(The data)
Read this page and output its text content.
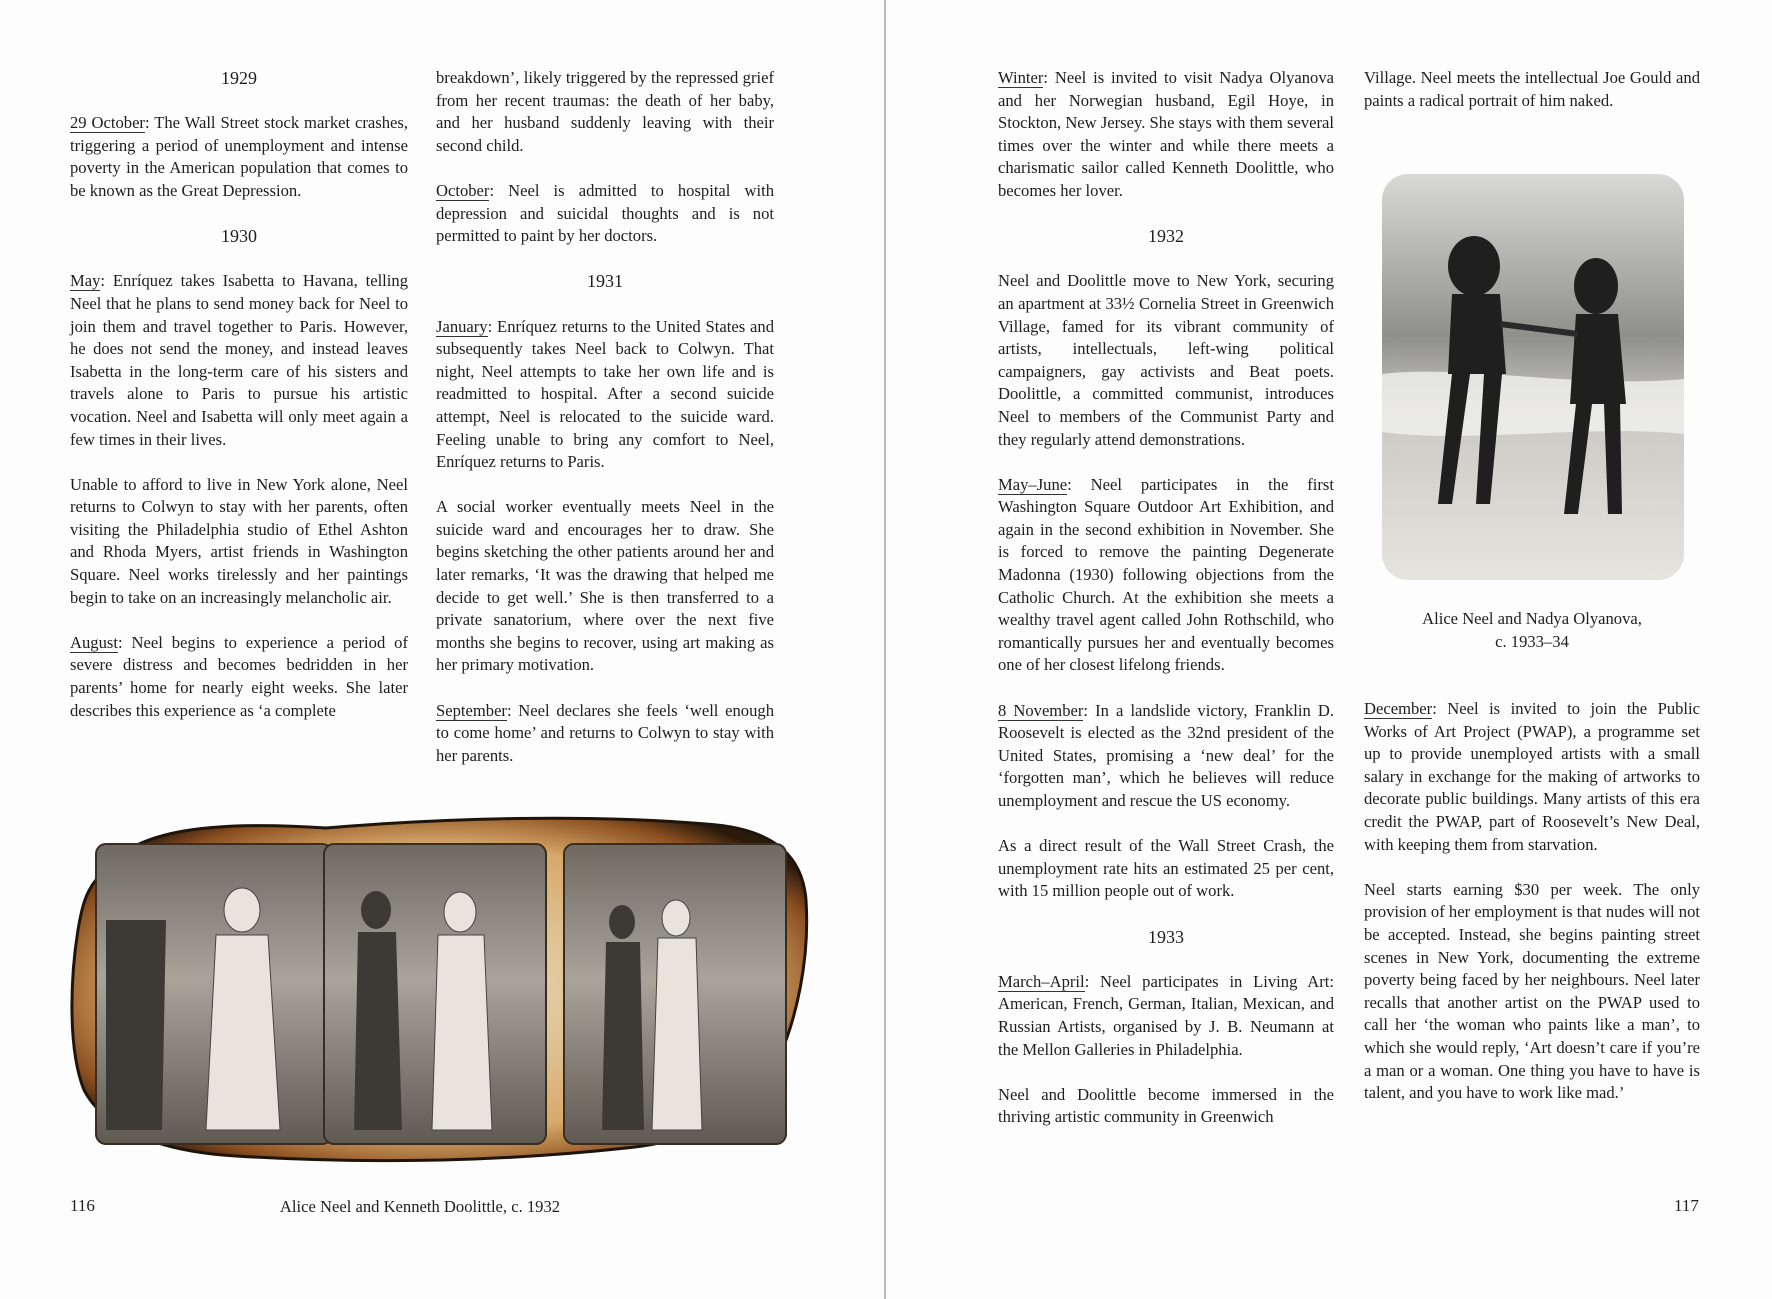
1929

29 October: The Wall Street stock market crashes, triggering a period of unemployment and intense poverty in the American population that comes to be known as the Great Depression.

1930

May: Enríquez takes Isabetta to Havana, telling Neel that he plans to send money back for Neel to join them and travel together to Paris. However, he does not send the money, and instead leaves Isabetta in the long-term care of his sisters and travels alone to Paris to pursue his artistic vocation. Neel and Isabetta will only meet again a few times in their lives.

Unable to afford to live in New York alone, Neel returns to Colwyn to stay with her parents, often visiting the Philadelphia studio of Ethel Ashton and Rhoda Myers, artist friends in Washington Square. Neel works tirelessly and her paintings begin to take on an increasingly melancholic air.

August: Neel begins to experience a period of severe distress and becomes bedridden in her parents’ home for nearly eight weeks. She later describes this experience as ‘a complete

breakdown’, likely triggered by the repressed grief from her recent traumas: the death of her baby, and her husband suddenly leaving with their second child.

October: Neel is admitted to hospital with depression and suicidal thoughts and is not permitted to paint by her doctors.

1931

January: Enríquez returns to the United States and subsequently takes Neel back to Colwyn. That night, Neel attempts to take her own life and is readmitted to hospital. After a second suicide attempt, Neel is relocated to the suicide ward. Feeling unable to bring any comfort to Neel, Enríquez returns to Paris.

A social worker eventually meets Neel in the suicide ward and encourages her to draw. She begins sketching the other patients around her and later remarks, ‘It was the drawing that helped me decide to get well.’ She is then transferred to a private sanatorium, where over the next five months she begins to recover, using art making as her primary motivation.

September: Neel declares she feels ‘well enough to come home’ and returns to Colwyn to stay with her parents.

116	Alice Neel and Kenneth Doolittle, c. 1932

Winter: Neel is invited to visit Nadya Olyanova and her Norwegian husband, Egil Hoye, in Stockton, New Jersey. She stays with them several times over the winter and while there meets a charismatic sailor called Kenneth Doolittle, who becomes her lover.

1932

Neel and Doolittle move to New York, securing an apartment at 33½ Cornelia Street in Greenwich Village, famed for its vibrant community of artists, intellectuals, left-wing political campaigners, gay activists and Beat poets. Doolittle, a committed communist, introduces Neel to members of the Communist Party and they regularly attend demonstrations.

May–June: Neel participates in the first Washington Square Outdoor Art Exhibition, and again in the second exhibition in November. She is forced to remove the painting Degenerate Madonna (1930) following objections from the Catholic Church. At the exhibition she meets a wealthy travel agent called John Rothschild, who romantically pursues her and eventually becomes one of her closest lifelong friends.

8 November: In a landslide victory, Franklin D. Roosevelt is elected as the 32nd president of the United States, promising a ‘new deal’ for the ‘forgotten man’, which he believes will reduce unemployment and rescue the US economy.

As a direct result of the Wall Street Crash, the unemployment rate hits an estimated 25 per cent, with 15 million people out of work.

1933

March–April: Neel participates in Living Art: American, French, German, Italian, Mexican, and Russian Artists, organised by J. B. Neumann at the Mellon Galleries in Philadelphia.

Neel and Doolittle become immersed in the thriving artistic community in Greenwich

Village. Neel meets the intellectual Joe Gould and paints a radical portrait of him naked.

Alice Neel and Nadya Olyanova,
c. 1933–34

December: Neel is invited to join the Public Works of Art Project (PWAP), a programme set up to provide unemployed artists with a small salary in exchange for the making of artworks to decorate public buildings. Many artists of this era credit the PWAP, part of Roosevelt’s New Deal, with keeping them from starvation.

Neel starts earning $30 per week. The only provision of her employment is that nudes will not be accepted. Instead, she begins painting street scenes in New York, documenting the extreme poverty being faced by her neighbours. Neel later recalls that another artist on the PWAP used to call her ‘the woman who paints like a man’, to which she would reply, ‘Art doesn’t care if you’re a man or a woman. One thing you have to have is talent, and you have to work like mad.’

117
(End The data)
Assignment:
A complete answer gives every line of the data that includes "Olyanova".

Response for this exercise:
Winter: Neel is invited to visit Nadya Olyanova and her Norwegian husband, Egil Hoye, in Stockton, New Jersey. She stays with them several times over the winter and while there meets a charismatic sailor called Kenneth Doolittle, who becomes her lover.
Alice Neel and Nadya Olyanova,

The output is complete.